◆ Data:
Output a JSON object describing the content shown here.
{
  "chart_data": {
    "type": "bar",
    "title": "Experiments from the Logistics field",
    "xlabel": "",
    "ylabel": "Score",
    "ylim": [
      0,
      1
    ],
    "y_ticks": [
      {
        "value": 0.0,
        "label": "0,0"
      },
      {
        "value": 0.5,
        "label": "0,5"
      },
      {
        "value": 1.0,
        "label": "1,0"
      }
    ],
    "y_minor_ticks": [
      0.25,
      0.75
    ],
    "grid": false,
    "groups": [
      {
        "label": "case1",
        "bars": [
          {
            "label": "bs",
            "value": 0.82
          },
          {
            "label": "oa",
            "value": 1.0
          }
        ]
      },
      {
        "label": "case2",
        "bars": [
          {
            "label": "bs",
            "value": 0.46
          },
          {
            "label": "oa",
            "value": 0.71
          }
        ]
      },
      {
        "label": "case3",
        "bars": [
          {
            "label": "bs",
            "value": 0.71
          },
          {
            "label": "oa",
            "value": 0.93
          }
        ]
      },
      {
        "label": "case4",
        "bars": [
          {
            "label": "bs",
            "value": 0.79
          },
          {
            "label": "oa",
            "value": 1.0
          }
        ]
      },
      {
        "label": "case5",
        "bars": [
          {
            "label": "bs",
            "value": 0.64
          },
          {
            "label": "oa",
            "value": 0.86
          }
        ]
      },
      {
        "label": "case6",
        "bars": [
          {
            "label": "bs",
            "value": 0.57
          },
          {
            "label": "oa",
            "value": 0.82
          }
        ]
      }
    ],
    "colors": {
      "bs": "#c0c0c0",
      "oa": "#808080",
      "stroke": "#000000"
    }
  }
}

◆ Instructions for the task: Repeat the data in its entirety, character for character.

◆ Right answer:
Output a JSON object describing the content shown here.
{
  "chart_data": {
    "type": "bar",
    "title": "Experiments from the Logistics field",
    "xlabel": "",
    "ylabel": "Score",
    "ylim": [
      0,
      1
    ],
    "y_ticks": [
      {
        "value": 0.0,
        "label": "0,0"
      },
      {
        "value": 0.5,
        "label": "0,5"
      },
      {
        "value": 1.0,
        "label": "1,0"
      }
    ],
    "y_minor_ticks": [
      0.25,
      0.75
    ],
    "grid": false,
    "groups": [
      {
        "label": "case1",
        "bars": [
          {
            "label": "bs",
            "value": 0.82
          },
          {
            "label": "oa",
            "value": 1.0
          }
        ]
      },
      {
        "label": "case2",
        "bars": [
          {
            "label": "bs",
            "value": 0.46
          },
          {
            "label": "oa",
            "value": 0.71
          }
        ]
      },
      {
        "label": "case3",
        "bars": [
          {
            "label": "bs",
            "value": 0.71
          },
          {
            "label": "oa",
            "value": 0.93
          }
        ]
      },
      {
        "label": "case4",
        "bars": [
          {
            "label": "bs",
            "value": 0.79
          },
          {
            "label": "oa",
            "value": 1.0
          }
        ]
      },
      {
        "label": "case5",
        "bars": [
          {
            "label": "bs",
            "value": 0.64
          },
          {
            "label": "oa",
            "value": 0.86
          }
        ]
      },
      {
        "label": "case6",
        "bars": [
          {
            "label": "bs",
            "value": 0.57
          },
          {
            "label": "oa",
            "value": 0.82
          }
        ]
      }
    ],
    "colors": {
      "bs": "#c0c0c0",
      "oa": "#808080",
      "stroke": "#000000"
    }
  }
}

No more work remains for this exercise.